RECORDS FOR THIS TASK

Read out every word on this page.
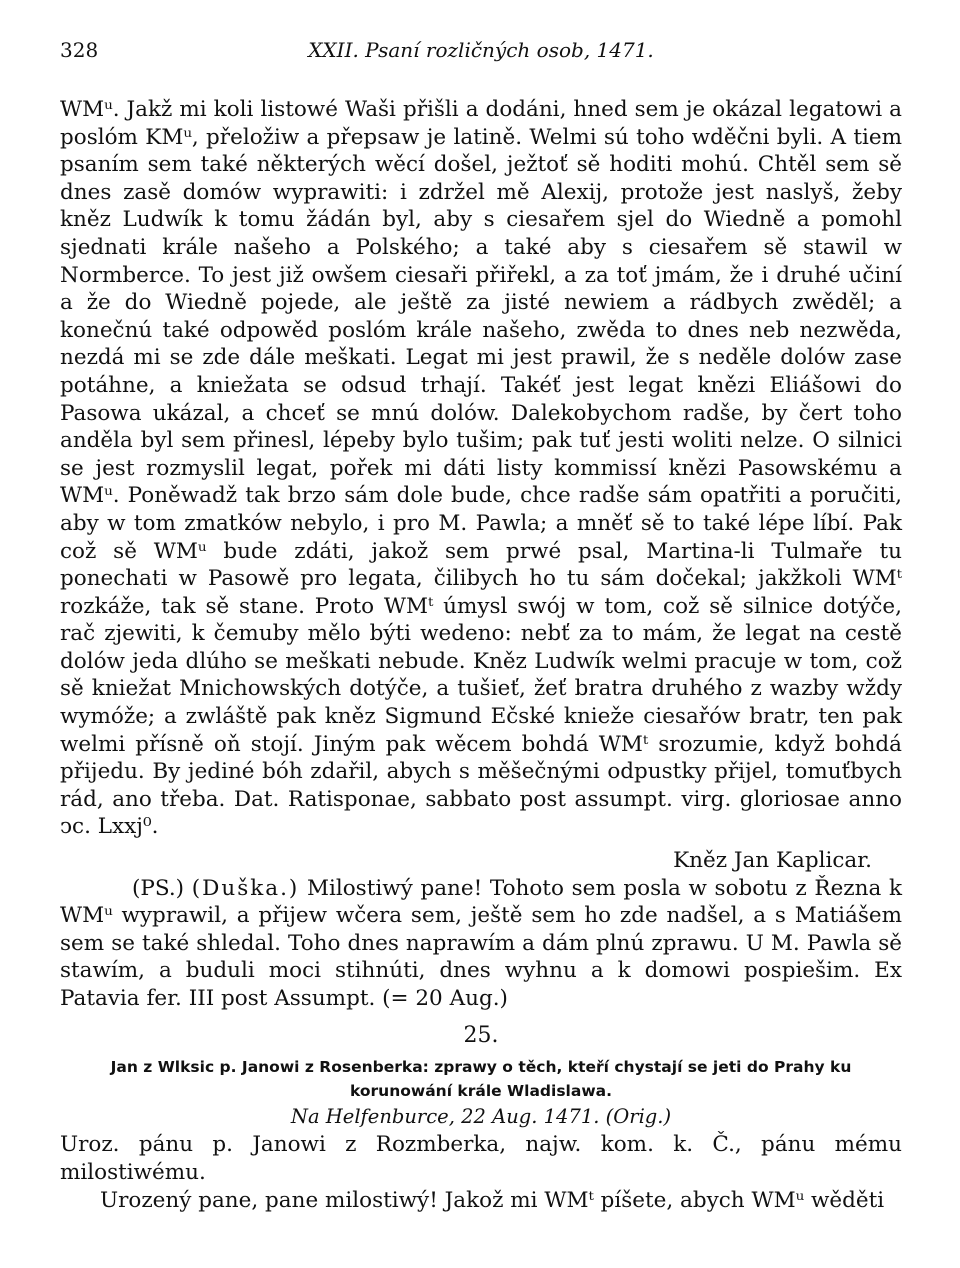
328	XXII. Psaní rozličných osob, 1471.

WMᵘ. Jakž mi koli listowé Waši přišli a dodáni, hned sem je okázal legatowi a poslóm KMᵘ, přeložiw a přepsaw je latině. Welmi sú toho wděčni byli. A tiem psaním sem také některých wěcí došel, ježtoť sě hoditi mohú. Chtěl sem sě dnes zasě domów wyprawiti: i zdržel mě Alexij, protože jest naslyš, žeby kněz Ludwík k tomu žádán byl, aby s ciesařem sjel do Wiedně a pomohl sjednati krále našeho a Polského; a také aby s ciesařem sě stawil w Normberce. To jest již owšem ciesaři přiřekl, a za toť jmám, že i druhé učiní a že do Wiedně pojede, ale ještě za jisté newiem a rádbych zwěděl; a konečnú také odpowěd poslóm krále našeho, zwěda to dnes neb nezwěda, nezdá mi se zde dále meškati. Legat mi jest prawil, že s neděle dolów zase potáhne, a kniežata se odsud trhají. Takéť jest legat knězi Eliášowi do Pasowa ukázal, a chceť se mnú dolów. Dalekobychom radše, by čert toho anděla byl sem přinesl, lépeby bylo tušim; pak tuť jesti woliti nelze. O silnici se jest rozmyslil legat, pořek mi dáti listy kommissí knězi Pasowskému a WMᵘ. Poněwadž tak brzo sám dole bude, chce radše sám opatřiti a poručiti, aby w tom zmatków nebylo, i pro M. Pawla; a mněť sě to také lépe líbí. Pak což sě WMᵘ bude zdáti, jakož sem prwé psal, Martina-li Tulmaře tu ponechati w Pasowě pro legata, čilibych ho tu sám dočekal; jakžkoli WMᵗ rozkáže, tak sě stane. Proto WMᵗ úmysl swój w tom, což sě silnice dotýče, rač zjewiti, k čemuby mělo býti wedeno: nebť za to mám, že legat na cestě dolów jeda dlúho se meškati nebude. Kněz Ludwík welmi pracuje w tom, což sě kniežat Mnichowských dotýče, a tušieť, žeť bratra druhého z wazby wždy wymóže; a zwláště pak kněz Sigmund Ečské knieže ciesařów bratr, ten pak welmi přísně oň stojí. Jiným pak wěcem bohdá WMᵗ srozumie, když bohdá přijedu. By jediné bóh zdařil, abych s měšečnými odpustky přijel, tomuťbych rád, ano třeba. Dat. Ratisponae, sabbato post assumpt. virg. gloriosae anno ͻc. Lxxj⁰.

Kněz Jan Kaplicar.

(PS.) (Duška.) Milostiwý pane! Tohoto sem posla w sobotu z Řezna k WMᵘ wyprawil, a přijew wčera sem, ještě sem ho zde nadšel, a s Matiášem sem se také shledal. Toho dnes naprawím a dám plnú zprawu. U M. Pawla sě stawím, a buduli moci stihnúti, dnes wyhnu a k domowi pospiešim. Ex Patavia fer. III post Assumpt. (= 20 Aug.)

25.
Jan z Wlksic p. Janowi z Rosenberka: zprawy o těch, kteří chystají se jeti do Prahy ku korunowání krále Wladislawa.
Na Helfenburce, 22 Aug. 1471. (Orig.)

Uroz. pánu p. Janowi z Rozmberka, najw. kom. k. Č., pánu mému milostiwému.

Urozený pane, pane milostiwý! Jakož mi WMᵗ píšete, abych WMᵘ wěděti
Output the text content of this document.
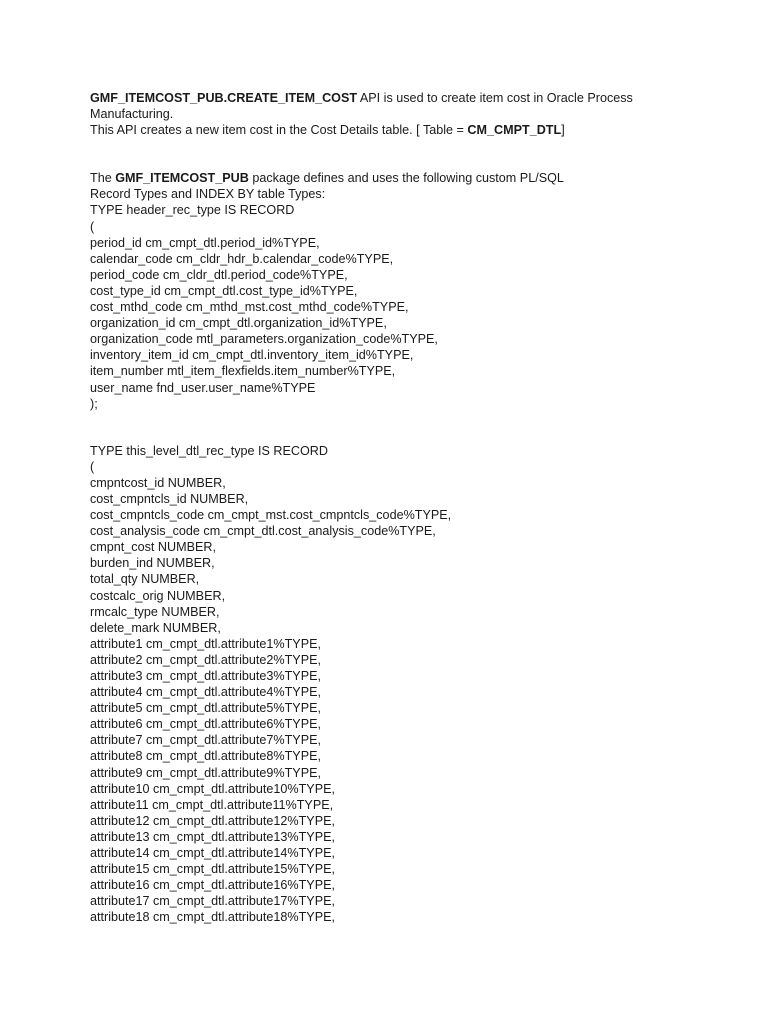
GMF_ITEMCOST_PUB.CREATE_ITEM_COST API is used to create item cost in Oracle Process
Manufacturing.
This API creates a new item cost in the Cost Details table. [ Table = CM_CMPT_DTL]
The GMF_ITEMCOST_PUB package defines and uses the following custom PL/SQL
Record Types and INDEX BY table Types:
TYPE header_rec_type IS RECORD
(
period_id cm_cmpt_dtl.period_id%TYPE,
calendar_code cm_cldr_hdr_b.calendar_code%TYPE,
period_code cm_cldr_dtl.period_code%TYPE,
cost_type_id cm_cmpt_dtl.cost_type_id%TYPE,
cost_mthd_code cm_mthd_mst.cost_mthd_code%TYPE,
organization_id cm_cmpt_dtl.organization_id%TYPE,
organization_code mtl_parameters.organization_code%TYPE,
inventory_item_id cm_cmpt_dtl.inventory_item_id%TYPE,
item_number mtl_item_flexfields.item_number%TYPE,
user_name fnd_user.user_name%TYPE
);
TYPE this_level_dtl_rec_type IS RECORD
(
cmpntcost_id NUMBER,
cost_cmpntcls_id NUMBER,
cost_cmpntcls_code cm_cmpt_mst.cost_cmpntcls_code%TYPE,
cost_analysis_code cm_cmpt_dtl.cost_analysis_code%TYPE,
cmpnt_cost NUMBER,
burden_ind NUMBER,
total_qty NUMBER,
costcalc_orig NUMBER,
rmcalc_type NUMBER,
delete_mark NUMBER,
attribute1 cm_cmpt_dtl.attribute1%TYPE,
attribute2 cm_cmpt_dtl.attribute2%TYPE,
attribute3 cm_cmpt_dtl.attribute3%TYPE,
attribute4 cm_cmpt_dtl.attribute4%TYPE,
attribute5 cm_cmpt_dtl.attribute5%TYPE,
attribute6 cm_cmpt_dtl.attribute6%TYPE,
attribute7 cm_cmpt_dtl.attribute7%TYPE,
attribute8 cm_cmpt_dtl.attribute8%TYPE,
attribute9 cm_cmpt_dtl.attribute9%TYPE,
attribute10 cm_cmpt_dtl.attribute10%TYPE,
attribute11 cm_cmpt_dtl.attribute11%TYPE,
attribute12 cm_cmpt_dtl.attribute12%TYPE,
attribute13 cm_cmpt_dtl.attribute13%TYPE,
attribute14 cm_cmpt_dtl.attribute14%TYPE,
attribute15 cm_cmpt_dtl.attribute15%TYPE,
attribute16 cm_cmpt_dtl.attribute16%TYPE,
attribute17 cm_cmpt_dtl.attribute17%TYPE,
attribute18 cm_cmpt_dtl.attribute18%TYPE,
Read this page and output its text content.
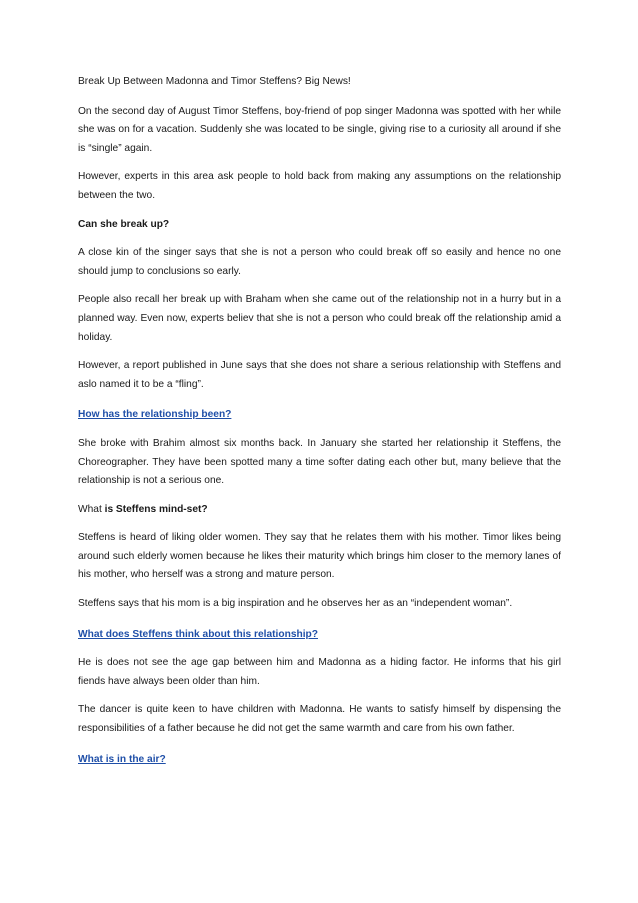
Break Up Between Madonna and Timor Steffens? Big News!

On the second day of August Timor Steffens, boy-friend of pop singer Madonna was spotted with her while she was on for a vacation. Suddenly she was located to be single, giving rise to a curiosity all around if she is “single” again.

However, experts in this area ask people to hold back from making any assumptions on the relationship between the two.

Can she break up?

A close kin of the singer says that she is not a person who could break off so easily and hence no one should jump to conclusions so early.

People also recall her break up with Braham when she came out of the relationship not in a hurry but in a planned way. Even now, experts believ that she is not a person who could break off the relationship amid a holiday.

However, a report published in June says that she does not share a serious relationship with Steffens and aslo named it to be a “fling”.

How has the relationship been?

She broke with Brahim almost six months back. In January she started her relationship it Steffens, the Choreographer. They have been spotted many a time softer dating each other but, many believe that the relationship is not a serious one.

What is Steffens mind-set?

Steffens is heard of liking older women. They say that he relates them with his mother. Timor likes being around such elderly women because he likes their maturity which brings him closer to the memory lanes of his mother, who herself was a strong and mature person.

Steffens says that his mom is a big inspiration and he observes her as an “independent woman”.

What does Steffens think about this relationship?

He is does not see the age gap between him and Madonna as a hiding factor. He informs that his girl fiends have always been older than him.

The dancer is quite keen to have children with Madonna. He wants to satisfy himself by dispensing the responsibilities of a father because he did not get the same warmth and care from his own father.

What is in the air?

SET TASK
Restate each entry word for word, leaving out any pictures.

ANSWER
Read out every word on this page.
328	XXII. Psaní rozličných osob, 1471.

WMᵘ. Jakž mi koli listowé Waši přišli a dodáni, hned sem je okázal legatowi a poslóm KMᵘ, přeložiw a přepsaw je latině. Welmi sú toho wděčni byli. A tiem psaním sem také některých wěcí došel, ježtoť sě hoditi mohú. Chtěl sem sě dnes zasě domów wyprawiti: i zdržel mě Alexij, protože jest naslyš, žeby kněz Ludwík k tomu žádán byl, aby s ciesařem sjel do Wiedně a pomohl sjednati krále našeho a Polského; a také aby s ciesařem sě stawil w Normberce. To jest již owšem ciesaři přiřekl, a za toť jmám, že i druhé učiní a že do Wiedně pojede, ale ještě za jisté newiem a rádbych zwěděl; a konečnú také odpowěd poslóm krále našeho, zwěda to dnes neb nezwěda, nezdá mi se zde dále meškati. Legat mi jest prawil, že s neděle dolów zase potáhne, a kniežata se odsud trhají. Takéť jest legat knězi Eliášowi do Pasowa ukázal, a chceť se mnú dolów. Dalekobychom radše, by čert toho anděla byl sem přinesl, lépeby bylo tušim; pak tuť jesti woliti nelze. O silnici se jest rozmyslil legat, pořek mi dáti listy kommissí knězi Pasowskému a WMᵘ. Poněwadž tak brzo sám dole bude, chce radše sám opatřiti a poručiti, aby w tom zmatków nebylo, i pro M. Pawla; a mněť sě to také lépe líbí. Pak což sě WMᵘ bude zdáti, jakož sem prwé psal, Martina-li Tulmaře tu ponechati w Pasowě pro legata, čilibych ho tu sám dočekal; jakžkoli WMᵗ rozkáže, tak sě stane. Proto WMᵗ úmysl swój w tom, což sě silnice dotýče, rač zjewiti, k čemuby mělo býti wedeno: nebť za to mám, že legat na cestě dolów jeda dlúho se meškati nebude. Kněz Ludwík welmi pracuje w tom, což sě kniežat Mnichowských dotýče, a tušieť, žeť bratra druhého z wazby wždy wymóže; a zwláště pak kněz Sigmund Ečské knieže ciesařów bratr, ten pak welmi přísně oň stojí. Jiným pak wěcem bohdá WMᵗ srozumie, když bohdá přijedu. By jediné bóh zdařil, abych s měšečnými odpustky přijel, tomuťbych rád, ano třeba. Dat. Ratisponae, sabbato post assumpt. virg. gloriosae anno ͻc. Lxxj⁰.

Kněz Jan Kaplicar.

(PS.) (Duška.) Milostiwý pane! Tohoto sem posla w sobotu z Řezna k WMᵘ wyprawil, a přijew wčera sem, ještě sem ho zde nadšel, a s Matiášem sem se také shledal. Toho dnes naprawím a dám plnú zprawu. U M. Pawla sě stawím, a buduli moci stihnúti, dnes wyhnu a k domowi pospiešim. Ex Patavia fer. III post Assumpt. (= 20 Aug.)

25.
Jan z Wlksic p. Janowi z Rosenberka: zprawy o těch, kteří chystají se jeti do Prahy ku korunowání krále Wladislawa.
Na Helfenburce, 22 Aug. 1471. (Orig.)

Uroz. pánu p. Janowi z Rozmberka, najw. kom. k. Č., pánu mému milostiwému.

Urozený pane, pane milostiwý! Jakož mi WMᵗ píšete, abych WMᵘ wěděti
Output the text content of this document.
GMF_ITEMCOST_PUB.CREATE_ITEM_COST API is used to create item cost in Oracle Process
Manufacturing.
This API creates a new item cost in the Cost Details table. [ Table = CM_CMPT_DTL]
The GMF_ITEMCOST_PUB package defines and uses the following custom PL/SQL
Record Types and INDEX BY table Types:
TYPE header_rec_type IS RECORD
(
period_id cm_cmpt_dtl.period_id%TYPE,
calendar_code cm_cldr_hdr_b.calendar_code%TYPE,
period_code cm_cldr_dtl.period_code%TYPE,
cost_type_id cm_cmpt_dtl.cost_type_id%TYPE,
cost_mthd_code cm_mthd_mst.cost_mthd_code%TYPE,
organization_id cm_cmpt_dtl.organization_id%TYPE,
organization_code mtl_parameters.organization_code%TYPE,
inventory_item_id cm_cmpt_dtl.inventory_item_id%TYPE,
item_number mtl_item_flexfields.item_number%TYPE,
user_name fnd_user.user_name%TYPE
);
TYPE this_level_dtl_rec_type IS RECORD
(
cmpntcost_id NUMBER,
cost_cmpntcls_id NUMBER,
cost_cmpntcls_code cm_cmpt_mst.cost_cmpntcls_code%TYPE,
cost_analysis_code cm_cmpt_dtl.cost_analysis_code%TYPE,
cmpnt_cost NUMBER,
burden_ind NUMBER,
total_qty NUMBER,
costcalc_orig NUMBER,
rmcalc_type NUMBER,
delete_mark NUMBER,
attribute1 cm_cmpt_dtl.attribute1%TYPE,
attribute2 cm_cmpt_dtl.attribute2%TYPE,
attribute3 cm_cmpt_dtl.attribute3%TYPE,
attribute4 cm_cmpt_dtl.attribute4%TYPE,
attribute5 cm_cmpt_dtl.attribute5%TYPE,
attribute6 cm_cmpt_dtl.attribute6%TYPE,
attribute7 cm_cmpt_dtl.attribute7%TYPE,
attribute8 cm_cmpt_dtl.attribute8%TYPE,
attribute9 cm_cmpt_dtl.attribute9%TYPE,
attribute10 cm_cmpt_dtl.attribute10%TYPE,
attribute11 cm_cmpt_dtl.attribute11%TYPE,
attribute12 cm_cmpt_dtl.attribute12%TYPE,
attribute13 cm_cmpt_dtl.attribute13%TYPE,
attribute14 cm_cmpt_dtl.attribute14%TYPE,
attribute15 cm_cmpt_dtl.attribute15%TYPE,
attribute16 cm_cmpt_dtl.attribute16%TYPE,
attribute17 cm_cmpt_dtl.attribute17%TYPE,
attribute18 cm_cmpt_dtl.attribute18%TYPE,
Read this page and output its text content.
Break Up Between Madonna and Timor Steffens? Big News!

On the second day of August Timor Steffens, boy-friend of pop singer Madonna was spotted with her while she was on for a vacation. Suddenly she was located to be single, giving rise to a curiosity all around if she is “single” again.

However, experts in this area ask people to hold back from making any assumptions on the relationship between the two.

Can she break up?

A close kin of the singer says that she is not a person who could break off so easily and hence no one should jump to conclusions so early.

People also recall her break up with Braham when she came out of the relationship not in a hurry but in a planned way. Even now, experts believ that she is not a person who could break off the relationship amid a holiday.

However, a report published in June says that she does not share a serious relationship with Steffens and aslo named it to be a “fling”.

How has the relationship been?

She broke with Brahim almost six months back. In January she started her relationship it Steffens, the Choreographer. They have been spotted many a time softer dating each other but, many believe that the relationship is not a serious one.

What is Steffens mind-set?

Steffens is heard of liking older women. They say that he relates them with his mother. Timor likes being around such elderly women because he likes their maturity which brings him closer to the memory lanes of his mother, who herself was a strong and mature person.

Steffens says that his mom is a big inspiration and he observes her as an “independent woman”.

What does Steffens think about this relationship?

He is does not see the age gap between him and Madonna as a hiding factor. He informs that his girl fiends have always been older than him.

The dancer is quite keen to have children with Madonna. He wants to satisfy himself by dispensing the responsibilities of a father because he did not get the same warmth and care from his own father.

What is in the air?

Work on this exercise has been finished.